# WORK INSTRUCTIONS:
Go through the listing below and list every line with "mumkin".

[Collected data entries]
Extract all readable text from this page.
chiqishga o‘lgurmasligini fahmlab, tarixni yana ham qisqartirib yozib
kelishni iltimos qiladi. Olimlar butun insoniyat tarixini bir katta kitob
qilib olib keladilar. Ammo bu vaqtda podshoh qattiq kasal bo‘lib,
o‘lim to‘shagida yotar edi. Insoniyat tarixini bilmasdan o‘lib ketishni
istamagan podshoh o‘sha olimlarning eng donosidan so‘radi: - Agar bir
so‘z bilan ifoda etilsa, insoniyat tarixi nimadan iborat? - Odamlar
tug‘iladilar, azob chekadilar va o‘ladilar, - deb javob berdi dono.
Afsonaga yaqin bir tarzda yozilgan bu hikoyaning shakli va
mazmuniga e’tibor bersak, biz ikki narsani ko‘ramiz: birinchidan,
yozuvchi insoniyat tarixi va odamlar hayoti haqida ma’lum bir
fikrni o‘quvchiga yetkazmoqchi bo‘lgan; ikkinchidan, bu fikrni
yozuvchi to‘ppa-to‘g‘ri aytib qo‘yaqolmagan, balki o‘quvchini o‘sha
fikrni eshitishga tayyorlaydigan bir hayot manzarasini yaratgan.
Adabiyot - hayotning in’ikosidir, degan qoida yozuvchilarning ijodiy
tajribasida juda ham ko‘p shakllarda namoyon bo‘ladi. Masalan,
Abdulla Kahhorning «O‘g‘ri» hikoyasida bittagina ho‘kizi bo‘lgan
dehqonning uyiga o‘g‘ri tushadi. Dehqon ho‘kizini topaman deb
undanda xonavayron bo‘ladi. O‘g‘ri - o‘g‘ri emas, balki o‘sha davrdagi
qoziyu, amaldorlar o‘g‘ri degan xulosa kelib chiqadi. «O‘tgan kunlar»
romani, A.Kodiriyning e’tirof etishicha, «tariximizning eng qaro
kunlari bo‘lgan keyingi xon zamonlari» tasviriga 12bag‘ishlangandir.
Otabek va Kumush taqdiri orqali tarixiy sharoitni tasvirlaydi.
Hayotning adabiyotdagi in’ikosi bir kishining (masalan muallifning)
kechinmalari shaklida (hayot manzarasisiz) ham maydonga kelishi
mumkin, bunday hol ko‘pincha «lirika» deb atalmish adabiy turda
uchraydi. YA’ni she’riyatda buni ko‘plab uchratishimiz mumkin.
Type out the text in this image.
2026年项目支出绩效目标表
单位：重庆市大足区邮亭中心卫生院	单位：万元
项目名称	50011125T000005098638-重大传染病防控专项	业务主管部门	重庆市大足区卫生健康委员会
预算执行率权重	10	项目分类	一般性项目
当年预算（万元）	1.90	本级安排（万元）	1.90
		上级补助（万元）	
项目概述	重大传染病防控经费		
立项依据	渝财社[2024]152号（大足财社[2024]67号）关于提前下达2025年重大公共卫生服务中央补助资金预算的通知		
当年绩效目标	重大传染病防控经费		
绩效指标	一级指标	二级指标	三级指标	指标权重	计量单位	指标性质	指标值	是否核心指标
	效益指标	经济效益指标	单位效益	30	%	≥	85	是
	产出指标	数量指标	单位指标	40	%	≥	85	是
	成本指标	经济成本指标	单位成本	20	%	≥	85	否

==

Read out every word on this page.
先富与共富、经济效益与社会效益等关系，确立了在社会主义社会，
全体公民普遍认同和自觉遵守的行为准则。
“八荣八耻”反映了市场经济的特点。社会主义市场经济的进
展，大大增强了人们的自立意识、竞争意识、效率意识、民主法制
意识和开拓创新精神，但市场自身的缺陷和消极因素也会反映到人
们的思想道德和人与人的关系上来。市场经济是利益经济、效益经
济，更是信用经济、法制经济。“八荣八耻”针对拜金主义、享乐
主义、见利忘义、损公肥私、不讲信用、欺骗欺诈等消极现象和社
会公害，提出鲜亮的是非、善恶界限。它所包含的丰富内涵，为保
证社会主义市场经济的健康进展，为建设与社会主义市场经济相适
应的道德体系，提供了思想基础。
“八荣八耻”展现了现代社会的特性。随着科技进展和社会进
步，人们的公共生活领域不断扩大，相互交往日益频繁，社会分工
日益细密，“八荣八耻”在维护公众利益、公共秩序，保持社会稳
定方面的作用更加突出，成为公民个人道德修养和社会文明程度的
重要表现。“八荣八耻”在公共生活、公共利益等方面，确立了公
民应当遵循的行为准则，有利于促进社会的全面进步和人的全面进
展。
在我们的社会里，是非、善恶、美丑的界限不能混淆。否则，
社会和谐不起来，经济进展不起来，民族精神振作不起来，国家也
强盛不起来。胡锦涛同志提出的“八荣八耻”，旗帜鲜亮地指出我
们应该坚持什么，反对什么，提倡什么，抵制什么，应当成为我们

# TASK ANSWER:
mumkin, bunday hol ko‘pincha «lirika» deb atalmish adabiy turda
uchraydi. YA’ni she’riyatda buni ko‘plab uchratishimiz mumkin.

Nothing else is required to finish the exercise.